* Instruction A
In the excerpt on valuations under the SRM Regulation, which paragraph of the judgment under appeal wrongly stated that no specific argument was put forward on the objective in Article 20(5)(c)?
* Instruction B
Reproduce word for word the stretch of the excerpt on valuations under the SRM Regulation from "44.      Second, the appellants" through "the SRM Regulation. (26)".

* Source extract
----

42.      The General Court finally, and correctly in my view, referred to the different purposes served by valuations 1 and 2, the different points in time at which they were drawn up (and the difference in information available), and thus correctly concluded that they were not contradictory. (24)

43.      I therefore consider that the General Court correctly interpreted and applied Article 20(1) of the SRM Regulation.

44.      Second, the appellants argue that the General Court erred (25) in finding that valuations 1 and 2 did not breach the requirements of Article 20(5) of the SRM Regulation. (26)

45.      With regard to the objective set out in Article 20(5)(a) of the SRM Regulation, the General Court found that in valuation 1, the SRB analysed that objective, determining whether the conditions for resolution under Article 18(1)(a) of that regulation were met. (27) There is nothing in the arguments of the appellants that brings into question the soundness of the General Court’s analysis.

46.      The General Court also rightly analysed the compliance of valuation 2 with the objectives set out in Article 20(5)(b), (f) and (g) of the SRM Regulation, given that in that valuation, Deloitte referred to materially the same objectives, citing Article 36(4)(b), (f) and (g) of Directive 2014/59. (28)

47.      The appellants are correct in stating that the General Court wrongly stated, in paragraph 298 of the judgment under appeal, that no specific argument was put forward in respect of the objective provided for in Article 20(5)(c) of the SRM Regulation. (29)

48.      However, the General Court was right to refer to Article 20(10) of the SRM Regulation, according to which the provisional valuation ‘shall comply with the requirements laid down in paragraph 4 and, in so far as reasonably practicable in the circumstances, with the requirements laid down in paragraphs 1, 7 and 9’. That provision does not mention Article 20(5). In addition, the General Court also rightly stated that Article 20(11) of the SRM Regulation is of relevance, because it states that a valuation that does not comply with the requirements of Article 20(5) is to be considered provisional, as valuations 1 and 2 were.

----

* Information provided
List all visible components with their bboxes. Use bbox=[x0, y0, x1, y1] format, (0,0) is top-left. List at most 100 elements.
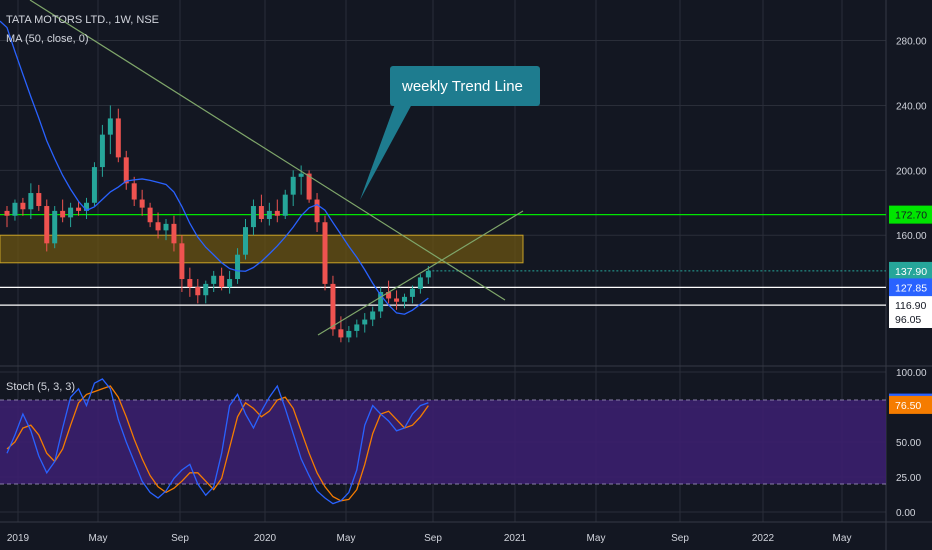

----

* Final answer A
Paragraph 298.

* Final answer B
44.      Second, the appellants argue that the General Court erred (25) in finding that valuations 1 and 2 did not breach the requirements of Article 20(5) of the SRM Regulation. (26)